YOUR GOAL -
Records follow. Select each line holding "xlabel".

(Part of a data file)
· · · · ·

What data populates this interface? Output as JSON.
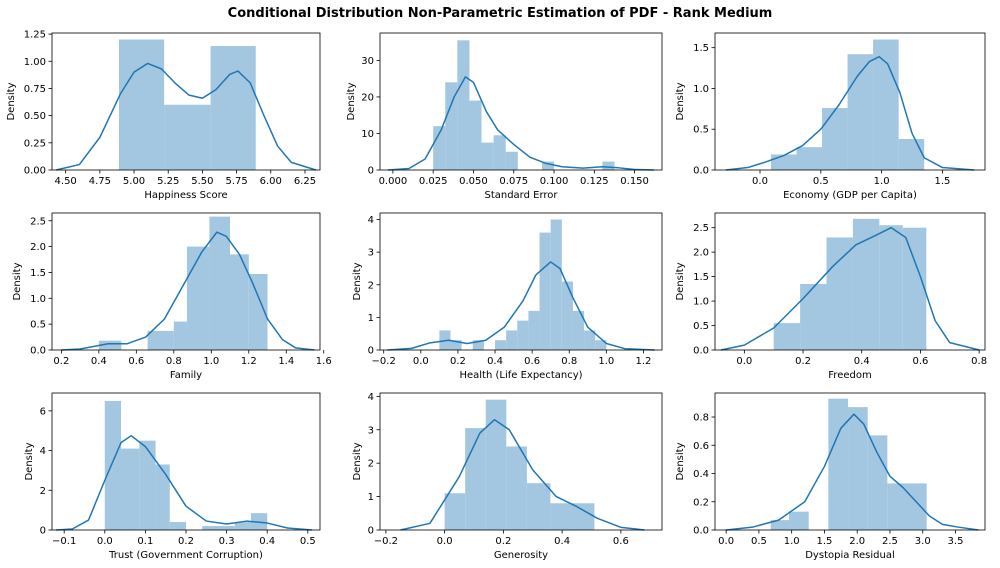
{
  "title": "Conditional Distribution Non-Parametric Estimation of PDF - Rank Medium",
  "colors": {
    "bar": "#a3c6e1",
    "kde": "#1f77b4",
    "axis": "#000000"
  },
  "chart_data": [
    {
      "type": "bar",
      "xlabel": "Happiness Score",
      "ylabel": "Density",
      "xlim": [
        4.4,
        6.36
      ],
      "ylim": [
        0,
        1.26
      ],
      "xticks": [
        4.5,
        4.75,
        5.0,
        5.25,
        5.5,
        5.75,
        6.0,
        6.25
      ],
      "xtick_labels": [
        "4.50",
        "4.75",
        "5.00",
        "5.25",
        "5.50",
        "5.75",
        "6.00",
        "6.25"
      ],
      "yticks": [
        0,
        0.25,
        0.5,
        0.75,
        1.0,
        1.25
      ],
      "ytick_labels": [
        "0.00",
        "0.25",
        "0.50",
        "0.75",
        "1.00",
        "1.25"
      ],
      "bins": [
        [
          4.89,
          5.22,
          1.2
        ],
        [
          5.22,
          5.56,
          0.6
        ],
        [
          5.56,
          5.89,
          1.14
        ]
      ],
      "kde": [
        [
          4.43,
          0.0
        ],
        [
          4.6,
          0.05
        ],
        [
          4.75,
          0.3
        ],
        [
          4.9,
          0.7
        ],
        [
          5.0,
          0.9
        ],
        [
          5.1,
          0.98
        ],
        [
          5.2,
          0.93
        ],
        [
          5.3,
          0.8
        ],
        [
          5.4,
          0.69
        ],
        [
          5.5,
          0.66
        ],
        [
          5.6,
          0.74
        ],
        [
          5.7,
          0.88
        ],
        [
          5.76,
          0.91
        ],
        [
          5.85,
          0.8
        ],
        [
          5.95,
          0.5
        ],
        [
          6.05,
          0.22
        ],
        [
          6.15,
          0.07
        ],
        [
          6.33,
          0.0
        ]
      ]
    },
    {
      "type": "bar",
      "xlabel": "Standard Error",
      "ylabel": "Density",
      "xlim": [
        -0.008,
        0.167
      ],
      "ylim": [
        0,
        37.5
      ],
      "xticks": [
        0.0,
        0.025,
        0.05,
        0.075,
        0.1,
        0.125,
        0.15
      ],
      "xtick_labels": [
        "0.000",
        "0.025",
        "0.050",
        "0.075",
        "0.100",
        "0.125",
        "0.150"
      ],
      "yticks": [
        0,
        10,
        20,
        30
      ],
      "ytick_labels": [
        "0",
        "10",
        "20",
        "30"
      ],
      "bins": [
        [
          0.025,
          0.0325,
          12
        ],
        [
          0.0325,
          0.04,
          24
        ],
        [
          0.04,
          0.0475,
          35.5
        ],
        [
          0.0475,
          0.055,
          19
        ],
        [
          0.055,
          0.0625,
          7.5
        ],
        [
          0.0625,
          0.07,
          9.5
        ],
        [
          0.07,
          0.0775,
          5
        ],
        [
          0.0775,
          0.085,
          0
        ],
        [
          0.085,
          0.0925,
          0
        ],
        [
          0.0925,
          0.1,
          2.3
        ],
        [
          0.1,
          0.1075,
          0
        ],
        [
          0.1075,
          0.115,
          0
        ],
        [
          0.115,
          0.1225,
          0
        ],
        [
          0.1225,
          0.13,
          0
        ],
        [
          0.13,
          0.1375,
          2.3
        ]
      ],
      "kde": [
        [
          -0.003,
          0.0
        ],
        [
          0.01,
          0.4
        ],
        [
          0.02,
          3
        ],
        [
          0.03,
          11
        ],
        [
          0.038,
          20
        ],
        [
          0.045,
          25.5
        ],
        [
          0.05,
          24
        ],
        [
          0.058,
          16
        ],
        [
          0.065,
          11
        ],
        [
          0.075,
          7
        ],
        [
          0.085,
          3.5
        ],
        [
          0.095,
          1.8
        ],
        [
          0.105,
          0.9
        ],
        [
          0.118,
          0.5
        ],
        [
          0.13,
          0.9
        ],
        [
          0.14,
          0.6
        ],
        [
          0.15,
          0.15
        ],
        [
          0.162,
          0.0
        ]
      ]
    },
    {
      "type": "bar",
      "xlabel": "Economy (GDP per Capita)",
      "ylabel": "Density",
      "xlim": [
        -0.37,
        1.85
      ],
      "ylim": [
        0,
        1.68
      ],
      "xticks": [
        0.0,
        0.5,
        1.0,
        1.5
      ],
      "xtick_labels": [
        "0.0",
        "0.5",
        "1.0",
        "1.5"
      ],
      "yticks": [
        0,
        0.5,
        1.0,
        1.5
      ],
      "ytick_labels": [
        "0.0",
        "0.5",
        "1.0",
        "1.5"
      ],
      "bins": [
        [
          0.09,
          0.3,
          0.19
        ],
        [
          0.3,
          0.51,
          0.28
        ],
        [
          0.51,
          0.72,
          0.76
        ],
        [
          0.72,
          0.93,
          1.42
        ],
        [
          0.93,
          1.14,
          1.6
        ],
        [
          1.14,
          1.35,
          0.38
        ]
      ],
      "kde": [
        [
          -0.28,
          0.0
        ],
        [
          -0.1,
          0.03
        ],
        [
          0.05,
          0.1
        ],
        [
          0.2,
          0.18
        ],
        [
          0.35,
          0.3
        ],
        [
          0.5,
          0.5
        ],
        [
          0.65,
          0.8
        ],
        [
          0.8,
          1.15
        ],
        [
          0.9,
          1.33
        ],
        [
          0.98,
          1.39
        ],
        [
          1.05,
          1.3
        ],
        [
          1.15,
          0.95
        ],
        [
          1.25,
          0.45
        ],
        [
          1.35,
          0.15
        ],
        [
          1.5,
          0.03
        ],
        [
          1.76,
          0.0
        ]
      ]
    },
    {
      "type": "bar",
      "xlabel": "Family",
      "ylabel": "Density",
      "xlim": [
        0.15,
        1.58
      ],
      "ylim": [
        0,
        2.65
      ],
      "xticks": [
        0.2,
        0.4,
        0.6,
        0.8,
        1.0,
        1.2,
        1.4,
        1.6
      ],
      "xtick_labels": [
        "0.2",
        "0.4",
        "0.6",
        "0.8",
        "1.0",
        "1.2",
        "1.4",
        "1.6"
      ],
      "yticks": [
        0,
        0.5,
        1.0,
        1.5,
        2.0,
        2.5
      ],
      "ytick_labels": [
        "0.0",
        "0.5",
        "1.0",
        "1.5",
        "2.0",
        "2.5"
      ],
      "bins": [
        [
          0.4,
          0.52,
          0.18
        ],
        [
          0.52,
          0.66,
          0
        ],
        [
          0.66,
          0.8,
          0.37
        ],
        [
          0.8,
          0.87,
          0.55
        ],
        [
          0.87,
          0.99,
          2.0
        ],
        [
          0.99,
          1.1,
          2.58
        ],
        [
          1.1,
          1.2,
          1.85
        ],
        [
          1.2,
          1.3,
          1.47
        ]
      ],
      "kde": [
        [
          0.2,
          0.0
        ],
        [
          0.3,
          0.02
        ],
        [
          0.45,
          0.12
        ],
        [
          0.55,
          0.12
        ],
        [
          0.65,
          0.25
        ],
        [
          0.75,
          0.6
        ],
        [
          0.85,
          1.25
        ],
        [
          0.95,
          1.9
        ],
        [
          1.03,
          2.28
        ],
        [
          1.08,
          2.2
        ],
        [
          1.15,
          1.85
        ],
        [
          1.22,
          1.3
        ],
        [
          1.3,
          0.6
        ],
        [
          1.38,
          0.2
        ],
        [
          1.45,
          0.04
        ],
        [
          1.55,
          0.0
        ]
      ]
    },
    {
      "type": "bar",
      "xlabel": "Health (Life Expectancy)",
      "ylabel": "Density",
      "xlim": [
        -0.22,
        1.3
      ],
      "ylim": [
        0,
        4.2
      ],
      "xticks": [
        -0.2,
        0.0,
        0.2,
        0.4,
        0.6,
        0.8,
        1.0,
        1.2
      ],
      "xtick_labels": [
        "−0.2",
        "0.0",
        "0.2",
        "0.4",
        "0.6",
        "0.8",
        "1.0",
        "1.2"
      ],
      "yticks": [
        0,
        1,
        2,
        3,
        4
      ],
      "ytick_labels": [
        "0",
        "1",
        "2",
        "3",
        "4"
      ],
      "bins": [
        [
          0.1,
          0.16,
          0.6
        ],
        [
          0.16,
          0.22,
          0.3
        ],
        [
          0.22,
          0.28,
          0
        ],
        [
          0.28,
          0.34,
          0.3
        ],
        [
          0.34,
          0.4,
          0
        ],
        [
          0.4,
          0.46,
          0.3
        ],
        [
          0.46,
          0.52,
          0.6
        ],
        [
          0.52,
          0.58,
          0.9
        ],
        [
          0.58,
          0.64,
          1.2
        ],
        [
          0.64,
          0.7,
          3.6
        ],
        [
          0.7,
          0.76,
          4.0
        ],
        [
          0.76,
          0.82,
          2.1
        ],
        [
          0.82,
          0.88,
          1.2
        ],
        [
          0.88,
          0.94,
          0.6
        ],
        [
          0.94,
          1.0,
          0.3
        ]
      ],
      "kde": [
        [
          -0.18,
          0.0
        ],
        [
          -0.05,
          0.05
        ],
        [
          0.05,
          0.22
        ],
        [
          0.15,
          0.3
        ],
        [
          0.25,
          0.2
        ],
        [
          0.35,
          0.3
        ],
        [
          0.45,
          0.7
        ],
        [
          0.55,
          1.5
        ],
        [
          0.62,
          2.3
        ],
        [
          0.7,
          2.7
        ],
        [
          0.75,
          2.5
        ],
        [
          0.82,
          1.6
        ],
        [
          0.9,
          0.7
        ],
        [
          1.0,
          0.2
        ],
        [
          1.1,
          0.04
        ],
        [
          1.26,
          0.0
        ]
      ]
    },
    {
      "type": "bar",
      "xlabel": "Freedom",
      "ylabel": "Density",
      "xlim": [
        -0.1,
        0.82
      ],
      "ylim": [
        0,
        2.8
      ],
      "xticks": [
        0.0,
        0.2,
        0.4,
        0.6,
        0.8
      ],
      "xtick_labels": [
        "0.0",
        "0.2",
        "0.4",
        "0.6",
        "0.8"
      ],
      "yticks": [
        0,
        0.5,
        1.0,
        1.5,
        2.0,
        2.5
      ],
      "ytick_labels": [
        "0.0",
        "0.5",
        "1.0",
        "1.5",
        "2.0",
        "2.5"
      ],
      "bins": [
        [
          0.1,
          0.19,
          0.55
        ],
        [
          0.19,
          0.28,
          1.35
        ],
        [
          0.28,
          0.37,
          2.3
        ],
        [
          0.37,
          0.46,
          2.68
        ],
        [
          0.46,
          0.54,
          2.55
        ],
        [
          0.54,
          0.62,
          2.5
        ]
      ],
      "kde": [
        [
          -0.08,
          0.0
        ],
        [
          0.0,
          0.1
        ],
        [
          0.1,
          0.45
        ],
        [
          0.2,
          1.05
        ],
        [
          0.3,
          1.7
        ],
        [
          0.38,
          2.15
        ],
        [
          0.45,
          2.35
        ],
        [
          0.5,
          2.5
        ],
        [
          0.55,
          2.3
        ],
        [
          0.6,
          1.5
        ],
        [
          0.65,
          0.6
        ],
        [
          0.7,
          0.15
        ],
        [
          0.8,
          0.0
        ]
      ]
    },
    {
      "type": "bar",
      "xlabel": "Trust (Government Corruption)",
      "ylabel": "Density",
      "xlim": [
        -0.13,
        0.53
      ],
      "ylim": [
        0,
        6.9
      ],
      "xticks": [
        -0.1,
        0.0,
        0.1,
        0.2,
        0.3,
        0.4,
        0.5
      ],
      "xtick_labels": [
        "−0.1",
        "0.0",
        "0.1",
        "0.2",
        "0.3",
        "0.4",
        "0.5"
      ],
      "yticks": [
        0,
        2,
        4,
        6
      ],
      "ytick_labels": [
        "0",
        "2",
        "4",
        "6"
      ],
      "bins": [
        [
          0.0,
          0.04,
          6.5
        ],
        [
          0.04,
          0.085,
          4.1
        ],
        [
          0.085,
          0.125,
          4.5
        ],
        [
          0.125,
          0.16,
          3.3
        ],
        [
          0.16,
          0.2,
          0.4
        ],
        [
          0.2,
          0.24,
          0
        ],
        [
          0.24,
          0.28,
          0.2
        ],
        [
          0.28,
          0.32,
          0.2
        ],
        [
          0.32,
          0.36,
          0.4
        ],
        [
          0.36,
          0.4,
          0.85
        ]
      ],
      "kde": [
        [
          -0.12,
          0.0
        ],
        [
          -0.08,
          0.05
        ],
        [
          -0.04,
          0.5
        ],
        [
          0.0,
          2.5
        ],
        [
          0.04,
          4.4
        ],
        [
          0.065,
          4.75
        ],
        [
          0.1,
          4.2
        ],
        [
          0.15,
          2.8
        ],
        [
          0.2,
          1.2
        ],
        [
          0.25,
          0.45
        ],
        [
          0.3,
          0.3
        ],
        [
          0.35,
          0.45
        ],
        [
          0.4,
          0.35
        ],
        [
          0.45,
          0.1
        ],
        [
          0.51,
          0.0
        ]
      ]
    },
    {
      "type": "bar",
      "xlabel": "Generosity",
      "ylabel": "Density",
      "xlim": [
        -0.22,
        0.74
      ],
      "ylim": [
        0,
        4.1
      ],
      "xticks": [
        -0.2,
        0.0,
        0.2,
        0.4,
        0.6
      ],
      "xtick_labels": [
        "−0.2",
        "0.0",
        "0.2",
        "0.4",
        "0.6"
      ],
      "yticks": [
        0,
        1,
        2,
        3,
        4
      ],
      "ytick_labels": [
        "0",
        "1",
        "2",
        "3",
        "4"
      ],
      "bins": [
        [
          0.0,
          0.07,
          1.1
        ],
        [
          0.07,
          0.14,
          3.05
        ],
        [
          0.14,
          0.21,
          3.9
        ],
        [
          0.21,
          0.28,
          2.5
        ],
        [
          0.28,
          0.36,
          1.4
        ],
        [
          0.36,
          0.43,
          0.8
        ],
        [
          0.43,
          0.51,
          0.8
        ]
      ],
      "kde": [
        [
          -0.15,
          0.0
        ],
        [
          -0.05,
          0.2
        ],
        [
          0.05,
          1.6
        ],
        [
          0.12,
          2.9
        ],
        [
          0.17,
          3.3
        ],
        [
          0.22,
          3.0
        ],
        [
          0.3,
          1.8
        ],
        [
          0.38,
          1.0
        ],
        [
          0.45,
          0.7
        ],
        [
          0.52,
          0.35
        ],
        [
          0.6,
          0.08
        ],
        [
          0.68,
          0.0
        ]
      ]
    },
    {
      "type": "bar",
      "xlabel": "Dystopia Residual",
      "ylabel": "Density",
      "xlim": [
        -0.17,
        3.95
      ],
      "ylim": [
        0,
        0.97
      ],
      "xticks": [
        0.0,
        0.5,
        1.0,
        1.5,
        2.0,
        2.5,
        3.0,
        3.5
      ],
      "xtick_labels": [
        "0.0",
        "0.5",
        "1.0",
        "1.5",
        "2.0",
        "2.5",
        "3.0",
        "3.5"
      ],
      "yticks": [
        0,
        0.2,
        0.4,
        0.6,
        0.8
      ],
      "ytick_labels": [
        "0.0",
        "0.2",
        "0.4",
        "0.6",
        "0.8"
      ],
      "bins": [
        [
          0.68,
          0.96,
          0.07
        ],
        [
          0.96,
          1.26,
          0.13
        ],
        [
          1.26,
          1.56,
          0
        ],
        [
          1.56,
          1.86,
          0.93
        ],
        [
          1.86,
          2.16,
          0.87
        ],
        [
          2.16,
          2.46,
          0.67
        ],
        [
          2.46,
          2.76,
          0.33
        ],
        [
          2.76,
          3.06,
          0.33
        ]
      ],
      "kde": [
        [
          0.0,
          0.0
        ],
        [
          0.4,
          0.02
        ],
        [
          0.8,
          0.07
        ],
        [
          1.2,
          0.2
        ],
        [
          1.5,
          0.45
        ],
        [
          1.75,
          0.72
        ],
        [
          1.95,
          0.82
        ],
        [
          2.1,
          0.75
        ],
        [
          2.3,
          0.55
        ],
        [
          2.5,
          0.38
        ],
        [
          2.7,
          0.3
        ],
        [
          2.9,
          0.2
        ],
        [
          3.1,
          0.1
        ],
        [
          3.3,
          0.04
        ],
        [
          3.55,
          0.02
        ],
        [
          3.85,
          0.0
        ]
      ]
    }
  ]
}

· · · · ·

RESULT FOR THIS TASK -
      "xlabel": "Happiness Score",
      "xlabel": "Standard Error",
      "xlabel": "Economy (GDP per Capita)",
      "xlabel": "Family",
      "xlabel": "Health (Life Expectancy)",
      "xlabel": "Freedom",
      "xlabel": "Trust (Government Corruption)",
      "xlabel": "Generosity",
      "xlabel": "Dystopia Residual",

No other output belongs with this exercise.